Say how many lines contain the string "контроля". Give no other output.
--- Begin ---
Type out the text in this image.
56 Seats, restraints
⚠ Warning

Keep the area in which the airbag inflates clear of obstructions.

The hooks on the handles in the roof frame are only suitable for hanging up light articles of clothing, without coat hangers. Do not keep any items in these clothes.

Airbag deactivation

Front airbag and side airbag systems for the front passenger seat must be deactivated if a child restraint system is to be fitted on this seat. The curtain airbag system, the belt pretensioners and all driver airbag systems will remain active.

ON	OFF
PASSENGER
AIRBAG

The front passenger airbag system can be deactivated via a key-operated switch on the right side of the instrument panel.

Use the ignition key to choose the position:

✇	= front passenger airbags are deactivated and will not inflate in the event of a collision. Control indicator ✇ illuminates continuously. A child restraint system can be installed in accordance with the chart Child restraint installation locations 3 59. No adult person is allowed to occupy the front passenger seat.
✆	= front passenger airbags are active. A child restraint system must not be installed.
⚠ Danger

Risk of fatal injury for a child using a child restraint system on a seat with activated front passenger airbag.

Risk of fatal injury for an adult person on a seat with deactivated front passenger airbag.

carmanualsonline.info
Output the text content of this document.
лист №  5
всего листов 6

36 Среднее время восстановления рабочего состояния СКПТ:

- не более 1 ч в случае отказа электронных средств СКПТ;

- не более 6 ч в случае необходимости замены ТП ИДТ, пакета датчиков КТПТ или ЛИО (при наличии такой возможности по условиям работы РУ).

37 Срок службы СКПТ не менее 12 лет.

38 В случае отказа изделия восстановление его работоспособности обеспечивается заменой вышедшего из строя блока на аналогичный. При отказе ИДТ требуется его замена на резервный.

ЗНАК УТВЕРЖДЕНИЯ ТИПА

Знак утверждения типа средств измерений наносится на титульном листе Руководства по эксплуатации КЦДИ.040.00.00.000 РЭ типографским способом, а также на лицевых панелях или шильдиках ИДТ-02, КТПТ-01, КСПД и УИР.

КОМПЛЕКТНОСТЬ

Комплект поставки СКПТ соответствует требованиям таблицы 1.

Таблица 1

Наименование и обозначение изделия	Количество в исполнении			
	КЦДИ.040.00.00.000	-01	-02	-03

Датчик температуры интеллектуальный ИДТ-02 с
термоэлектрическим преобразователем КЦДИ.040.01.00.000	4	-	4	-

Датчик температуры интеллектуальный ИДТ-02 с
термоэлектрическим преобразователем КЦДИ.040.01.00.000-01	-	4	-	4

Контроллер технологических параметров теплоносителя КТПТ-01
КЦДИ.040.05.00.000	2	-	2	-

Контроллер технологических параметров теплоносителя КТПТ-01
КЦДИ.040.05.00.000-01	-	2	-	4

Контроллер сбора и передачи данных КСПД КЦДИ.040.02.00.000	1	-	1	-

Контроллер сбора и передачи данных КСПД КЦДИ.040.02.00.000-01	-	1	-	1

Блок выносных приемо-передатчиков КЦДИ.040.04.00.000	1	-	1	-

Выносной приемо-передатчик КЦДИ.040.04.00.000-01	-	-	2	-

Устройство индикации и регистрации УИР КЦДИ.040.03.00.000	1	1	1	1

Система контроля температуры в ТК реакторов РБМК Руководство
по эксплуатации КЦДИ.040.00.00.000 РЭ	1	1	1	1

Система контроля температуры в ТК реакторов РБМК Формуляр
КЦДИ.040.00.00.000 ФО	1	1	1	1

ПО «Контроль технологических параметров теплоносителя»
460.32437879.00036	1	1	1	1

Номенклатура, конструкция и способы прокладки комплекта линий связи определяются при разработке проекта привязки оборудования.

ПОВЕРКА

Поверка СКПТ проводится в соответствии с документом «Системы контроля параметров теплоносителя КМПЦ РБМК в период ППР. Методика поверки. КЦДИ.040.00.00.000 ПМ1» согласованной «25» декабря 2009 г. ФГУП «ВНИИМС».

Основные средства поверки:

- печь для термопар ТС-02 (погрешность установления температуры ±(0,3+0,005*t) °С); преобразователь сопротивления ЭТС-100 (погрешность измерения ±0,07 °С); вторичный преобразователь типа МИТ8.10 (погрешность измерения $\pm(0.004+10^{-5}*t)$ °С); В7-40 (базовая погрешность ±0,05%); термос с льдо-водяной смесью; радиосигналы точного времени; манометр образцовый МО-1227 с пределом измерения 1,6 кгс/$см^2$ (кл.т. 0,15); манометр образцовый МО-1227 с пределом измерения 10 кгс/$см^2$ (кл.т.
--- End ---
■ Solution to this problem: 3